RECORD SET start

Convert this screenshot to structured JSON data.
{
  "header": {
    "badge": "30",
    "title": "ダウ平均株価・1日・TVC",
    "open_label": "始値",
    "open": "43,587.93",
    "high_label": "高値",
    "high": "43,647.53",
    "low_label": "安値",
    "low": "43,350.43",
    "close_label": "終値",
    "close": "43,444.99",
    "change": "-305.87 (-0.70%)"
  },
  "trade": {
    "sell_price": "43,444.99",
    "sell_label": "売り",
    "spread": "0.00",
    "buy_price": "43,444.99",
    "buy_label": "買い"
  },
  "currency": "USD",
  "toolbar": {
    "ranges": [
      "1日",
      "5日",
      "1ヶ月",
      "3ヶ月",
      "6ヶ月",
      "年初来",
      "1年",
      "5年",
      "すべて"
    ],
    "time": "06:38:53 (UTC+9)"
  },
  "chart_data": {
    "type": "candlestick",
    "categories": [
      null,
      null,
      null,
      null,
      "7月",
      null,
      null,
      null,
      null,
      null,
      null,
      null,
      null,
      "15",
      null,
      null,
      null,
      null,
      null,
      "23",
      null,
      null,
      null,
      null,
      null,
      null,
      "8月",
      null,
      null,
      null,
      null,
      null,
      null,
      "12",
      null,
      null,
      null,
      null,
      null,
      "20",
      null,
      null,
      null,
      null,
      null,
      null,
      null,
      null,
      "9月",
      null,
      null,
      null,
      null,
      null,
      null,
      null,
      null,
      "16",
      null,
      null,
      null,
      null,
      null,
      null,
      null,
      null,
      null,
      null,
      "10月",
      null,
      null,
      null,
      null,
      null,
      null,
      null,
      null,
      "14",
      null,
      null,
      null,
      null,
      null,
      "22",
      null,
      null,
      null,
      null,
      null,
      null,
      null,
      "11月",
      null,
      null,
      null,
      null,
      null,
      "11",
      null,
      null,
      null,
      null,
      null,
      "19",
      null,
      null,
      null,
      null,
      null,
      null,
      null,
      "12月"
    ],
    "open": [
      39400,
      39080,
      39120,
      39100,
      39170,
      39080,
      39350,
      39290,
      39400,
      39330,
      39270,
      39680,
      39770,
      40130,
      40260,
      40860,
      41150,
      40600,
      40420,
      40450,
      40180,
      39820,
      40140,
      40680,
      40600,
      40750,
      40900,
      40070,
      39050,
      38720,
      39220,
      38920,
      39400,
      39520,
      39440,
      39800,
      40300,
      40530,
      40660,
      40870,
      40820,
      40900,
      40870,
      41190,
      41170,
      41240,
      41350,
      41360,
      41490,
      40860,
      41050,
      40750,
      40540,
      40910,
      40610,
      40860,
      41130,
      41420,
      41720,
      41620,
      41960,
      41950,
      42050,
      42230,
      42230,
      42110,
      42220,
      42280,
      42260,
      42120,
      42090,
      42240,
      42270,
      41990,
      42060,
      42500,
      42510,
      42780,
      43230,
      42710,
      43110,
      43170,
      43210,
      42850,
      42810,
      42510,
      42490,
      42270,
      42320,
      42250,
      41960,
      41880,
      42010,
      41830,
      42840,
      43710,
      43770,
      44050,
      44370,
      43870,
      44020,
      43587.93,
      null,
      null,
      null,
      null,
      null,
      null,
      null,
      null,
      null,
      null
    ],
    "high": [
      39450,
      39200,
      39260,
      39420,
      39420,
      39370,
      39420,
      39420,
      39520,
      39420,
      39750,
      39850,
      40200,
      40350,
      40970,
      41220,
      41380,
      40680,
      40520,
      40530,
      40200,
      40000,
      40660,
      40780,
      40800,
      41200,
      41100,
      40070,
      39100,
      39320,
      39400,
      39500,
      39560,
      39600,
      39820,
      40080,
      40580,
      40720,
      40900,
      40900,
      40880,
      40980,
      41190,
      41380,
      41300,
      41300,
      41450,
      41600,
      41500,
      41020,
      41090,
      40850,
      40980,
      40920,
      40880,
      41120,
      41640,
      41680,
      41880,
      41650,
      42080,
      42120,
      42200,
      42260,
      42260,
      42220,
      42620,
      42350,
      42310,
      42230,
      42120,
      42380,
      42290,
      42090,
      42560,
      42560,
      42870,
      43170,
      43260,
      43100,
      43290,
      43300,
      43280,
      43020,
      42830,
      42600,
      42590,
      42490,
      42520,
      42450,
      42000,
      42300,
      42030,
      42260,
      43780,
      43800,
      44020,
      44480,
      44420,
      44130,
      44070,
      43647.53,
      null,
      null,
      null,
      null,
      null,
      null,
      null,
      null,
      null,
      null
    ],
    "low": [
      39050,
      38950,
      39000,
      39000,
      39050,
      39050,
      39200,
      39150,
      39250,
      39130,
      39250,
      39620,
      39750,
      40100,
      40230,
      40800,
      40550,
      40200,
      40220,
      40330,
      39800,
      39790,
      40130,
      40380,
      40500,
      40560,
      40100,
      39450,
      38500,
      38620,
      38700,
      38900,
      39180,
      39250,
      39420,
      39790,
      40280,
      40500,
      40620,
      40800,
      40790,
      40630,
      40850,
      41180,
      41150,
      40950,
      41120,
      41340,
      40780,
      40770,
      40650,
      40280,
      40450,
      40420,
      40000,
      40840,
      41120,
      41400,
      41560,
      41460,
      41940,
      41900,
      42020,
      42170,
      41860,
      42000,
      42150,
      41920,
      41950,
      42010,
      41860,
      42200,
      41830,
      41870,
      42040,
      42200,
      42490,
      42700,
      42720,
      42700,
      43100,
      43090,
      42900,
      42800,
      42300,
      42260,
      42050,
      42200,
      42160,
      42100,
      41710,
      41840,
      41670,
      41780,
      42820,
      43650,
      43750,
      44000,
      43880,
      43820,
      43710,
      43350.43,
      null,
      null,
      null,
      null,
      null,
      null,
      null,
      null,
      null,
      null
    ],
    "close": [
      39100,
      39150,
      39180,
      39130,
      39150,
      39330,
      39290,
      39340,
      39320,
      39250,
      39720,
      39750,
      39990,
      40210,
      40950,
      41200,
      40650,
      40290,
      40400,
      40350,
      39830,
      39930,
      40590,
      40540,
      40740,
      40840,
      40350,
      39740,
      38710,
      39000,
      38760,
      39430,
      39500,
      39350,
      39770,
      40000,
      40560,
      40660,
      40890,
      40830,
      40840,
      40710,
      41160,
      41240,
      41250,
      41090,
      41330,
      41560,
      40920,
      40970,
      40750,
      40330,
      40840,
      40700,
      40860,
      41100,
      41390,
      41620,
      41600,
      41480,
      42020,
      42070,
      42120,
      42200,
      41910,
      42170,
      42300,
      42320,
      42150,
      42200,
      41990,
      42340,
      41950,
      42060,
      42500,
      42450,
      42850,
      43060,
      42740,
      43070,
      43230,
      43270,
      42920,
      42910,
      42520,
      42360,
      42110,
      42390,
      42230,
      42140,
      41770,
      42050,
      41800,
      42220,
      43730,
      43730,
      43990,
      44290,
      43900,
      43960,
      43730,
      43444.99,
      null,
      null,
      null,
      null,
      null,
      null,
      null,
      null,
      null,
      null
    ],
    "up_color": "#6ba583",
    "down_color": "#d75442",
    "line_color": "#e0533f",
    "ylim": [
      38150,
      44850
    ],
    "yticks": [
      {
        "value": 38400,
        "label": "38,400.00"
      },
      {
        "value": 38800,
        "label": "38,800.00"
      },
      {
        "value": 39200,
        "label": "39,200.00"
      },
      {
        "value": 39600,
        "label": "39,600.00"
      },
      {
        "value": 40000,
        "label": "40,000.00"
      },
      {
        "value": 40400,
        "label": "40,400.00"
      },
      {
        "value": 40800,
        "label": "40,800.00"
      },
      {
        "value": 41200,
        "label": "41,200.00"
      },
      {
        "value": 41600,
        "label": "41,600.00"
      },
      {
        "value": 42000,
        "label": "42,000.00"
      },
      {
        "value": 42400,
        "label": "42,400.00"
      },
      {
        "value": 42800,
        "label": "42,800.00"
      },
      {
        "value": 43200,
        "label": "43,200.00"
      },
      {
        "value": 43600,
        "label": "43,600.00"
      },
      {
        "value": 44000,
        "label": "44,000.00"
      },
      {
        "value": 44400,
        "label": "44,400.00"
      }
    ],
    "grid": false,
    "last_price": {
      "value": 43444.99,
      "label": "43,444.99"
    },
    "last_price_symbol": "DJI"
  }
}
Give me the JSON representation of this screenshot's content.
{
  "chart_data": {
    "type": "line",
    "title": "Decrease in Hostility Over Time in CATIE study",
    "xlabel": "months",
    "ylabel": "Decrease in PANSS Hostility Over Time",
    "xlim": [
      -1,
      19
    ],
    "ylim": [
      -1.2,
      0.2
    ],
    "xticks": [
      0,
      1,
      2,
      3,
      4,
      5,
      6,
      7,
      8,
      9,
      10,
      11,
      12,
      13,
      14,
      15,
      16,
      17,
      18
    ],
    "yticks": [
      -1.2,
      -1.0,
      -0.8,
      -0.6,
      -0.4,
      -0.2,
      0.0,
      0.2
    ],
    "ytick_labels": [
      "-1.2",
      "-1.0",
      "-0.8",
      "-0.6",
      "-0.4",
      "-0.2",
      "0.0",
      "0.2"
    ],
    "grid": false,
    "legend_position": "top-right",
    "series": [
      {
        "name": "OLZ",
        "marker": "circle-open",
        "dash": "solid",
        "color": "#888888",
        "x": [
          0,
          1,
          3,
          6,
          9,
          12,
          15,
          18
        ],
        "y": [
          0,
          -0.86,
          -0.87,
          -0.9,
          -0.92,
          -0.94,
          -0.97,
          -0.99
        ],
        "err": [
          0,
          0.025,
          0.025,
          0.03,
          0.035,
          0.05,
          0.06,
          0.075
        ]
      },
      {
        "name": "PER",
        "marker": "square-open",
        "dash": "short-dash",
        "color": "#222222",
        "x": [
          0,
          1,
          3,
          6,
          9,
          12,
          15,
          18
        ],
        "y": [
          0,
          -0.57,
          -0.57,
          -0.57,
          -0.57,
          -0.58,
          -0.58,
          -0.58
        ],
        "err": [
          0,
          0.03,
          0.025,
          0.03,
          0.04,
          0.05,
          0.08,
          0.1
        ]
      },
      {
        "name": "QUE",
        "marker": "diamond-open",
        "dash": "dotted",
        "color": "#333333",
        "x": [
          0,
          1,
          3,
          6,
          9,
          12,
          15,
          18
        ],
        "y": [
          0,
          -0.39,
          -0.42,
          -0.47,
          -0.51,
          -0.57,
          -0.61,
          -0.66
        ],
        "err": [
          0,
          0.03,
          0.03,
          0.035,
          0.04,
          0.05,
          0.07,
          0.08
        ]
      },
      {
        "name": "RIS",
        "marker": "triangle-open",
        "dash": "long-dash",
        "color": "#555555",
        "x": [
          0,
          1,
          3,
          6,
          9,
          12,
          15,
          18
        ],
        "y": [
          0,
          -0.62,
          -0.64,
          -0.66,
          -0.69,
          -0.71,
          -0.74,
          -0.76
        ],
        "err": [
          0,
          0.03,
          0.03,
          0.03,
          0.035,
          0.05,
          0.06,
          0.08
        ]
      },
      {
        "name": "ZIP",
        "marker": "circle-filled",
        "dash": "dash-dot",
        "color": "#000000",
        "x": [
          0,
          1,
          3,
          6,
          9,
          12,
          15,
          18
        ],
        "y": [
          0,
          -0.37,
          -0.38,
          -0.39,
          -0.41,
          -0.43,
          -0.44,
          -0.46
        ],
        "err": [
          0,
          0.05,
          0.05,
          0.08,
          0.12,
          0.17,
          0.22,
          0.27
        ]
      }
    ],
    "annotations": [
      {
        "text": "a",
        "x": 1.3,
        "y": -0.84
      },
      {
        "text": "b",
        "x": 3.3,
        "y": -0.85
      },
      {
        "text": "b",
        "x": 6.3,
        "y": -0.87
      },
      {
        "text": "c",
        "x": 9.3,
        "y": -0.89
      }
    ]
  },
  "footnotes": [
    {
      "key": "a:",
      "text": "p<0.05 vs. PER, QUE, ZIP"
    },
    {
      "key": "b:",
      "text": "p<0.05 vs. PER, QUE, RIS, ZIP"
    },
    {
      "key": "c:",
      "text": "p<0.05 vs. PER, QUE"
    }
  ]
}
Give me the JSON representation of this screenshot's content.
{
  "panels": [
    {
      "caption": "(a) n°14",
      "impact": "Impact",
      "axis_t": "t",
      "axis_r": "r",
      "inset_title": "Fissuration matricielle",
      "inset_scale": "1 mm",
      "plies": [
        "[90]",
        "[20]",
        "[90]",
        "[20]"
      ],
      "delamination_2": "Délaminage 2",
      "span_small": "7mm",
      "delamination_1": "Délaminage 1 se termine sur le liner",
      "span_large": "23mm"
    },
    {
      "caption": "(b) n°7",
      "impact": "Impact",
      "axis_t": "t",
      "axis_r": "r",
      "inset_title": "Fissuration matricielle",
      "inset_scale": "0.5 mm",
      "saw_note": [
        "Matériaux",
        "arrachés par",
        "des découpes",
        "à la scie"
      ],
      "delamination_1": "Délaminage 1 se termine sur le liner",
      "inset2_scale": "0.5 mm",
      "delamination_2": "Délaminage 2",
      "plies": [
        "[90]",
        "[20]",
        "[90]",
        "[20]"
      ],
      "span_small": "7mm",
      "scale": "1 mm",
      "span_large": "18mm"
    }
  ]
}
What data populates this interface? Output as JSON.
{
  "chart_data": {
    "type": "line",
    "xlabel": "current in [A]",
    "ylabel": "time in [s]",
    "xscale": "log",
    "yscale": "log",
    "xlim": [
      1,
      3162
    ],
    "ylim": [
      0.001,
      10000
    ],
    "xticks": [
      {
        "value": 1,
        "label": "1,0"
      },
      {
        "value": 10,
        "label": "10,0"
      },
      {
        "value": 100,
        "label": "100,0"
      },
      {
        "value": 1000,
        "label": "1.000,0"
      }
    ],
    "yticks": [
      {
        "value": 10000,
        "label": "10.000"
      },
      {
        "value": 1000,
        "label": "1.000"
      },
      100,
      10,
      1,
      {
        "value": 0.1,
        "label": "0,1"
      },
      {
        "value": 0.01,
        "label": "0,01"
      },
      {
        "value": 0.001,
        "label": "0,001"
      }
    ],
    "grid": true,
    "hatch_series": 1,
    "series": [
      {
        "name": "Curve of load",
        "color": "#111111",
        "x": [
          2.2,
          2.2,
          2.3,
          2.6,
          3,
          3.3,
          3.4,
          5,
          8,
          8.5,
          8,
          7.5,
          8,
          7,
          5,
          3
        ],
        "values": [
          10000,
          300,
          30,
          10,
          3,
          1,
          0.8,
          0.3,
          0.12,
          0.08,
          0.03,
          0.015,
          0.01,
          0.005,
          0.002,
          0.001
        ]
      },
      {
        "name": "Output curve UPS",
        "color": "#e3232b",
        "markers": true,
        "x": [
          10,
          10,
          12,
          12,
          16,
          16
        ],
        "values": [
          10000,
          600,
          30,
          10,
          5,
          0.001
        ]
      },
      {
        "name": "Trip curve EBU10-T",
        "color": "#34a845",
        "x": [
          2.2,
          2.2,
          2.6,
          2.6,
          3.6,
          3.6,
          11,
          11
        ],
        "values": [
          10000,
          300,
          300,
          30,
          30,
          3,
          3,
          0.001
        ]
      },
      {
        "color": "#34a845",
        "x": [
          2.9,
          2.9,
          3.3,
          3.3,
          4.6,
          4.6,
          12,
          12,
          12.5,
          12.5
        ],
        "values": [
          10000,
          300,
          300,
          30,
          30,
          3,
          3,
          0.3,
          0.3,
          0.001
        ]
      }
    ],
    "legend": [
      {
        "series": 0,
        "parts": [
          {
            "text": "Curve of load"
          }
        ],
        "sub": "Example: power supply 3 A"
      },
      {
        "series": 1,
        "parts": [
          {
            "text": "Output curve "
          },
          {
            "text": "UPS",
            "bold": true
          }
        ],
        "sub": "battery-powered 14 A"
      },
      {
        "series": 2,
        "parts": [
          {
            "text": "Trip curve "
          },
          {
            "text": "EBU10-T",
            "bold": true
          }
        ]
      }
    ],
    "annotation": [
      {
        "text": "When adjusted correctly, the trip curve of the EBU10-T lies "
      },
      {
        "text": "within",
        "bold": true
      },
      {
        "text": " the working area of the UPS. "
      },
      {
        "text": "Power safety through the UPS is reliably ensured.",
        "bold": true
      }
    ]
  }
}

RECORD SET end

WORK INSTRUCTIONS: Copy and report every line where the word "dash" is present.

SOLUTION FOR THIS TASK:
        "dash": "solid",
        "dash": "short-dash",
        "dash": "dotted",
        "dash": "long-dash",
        "dash": "dash-dot",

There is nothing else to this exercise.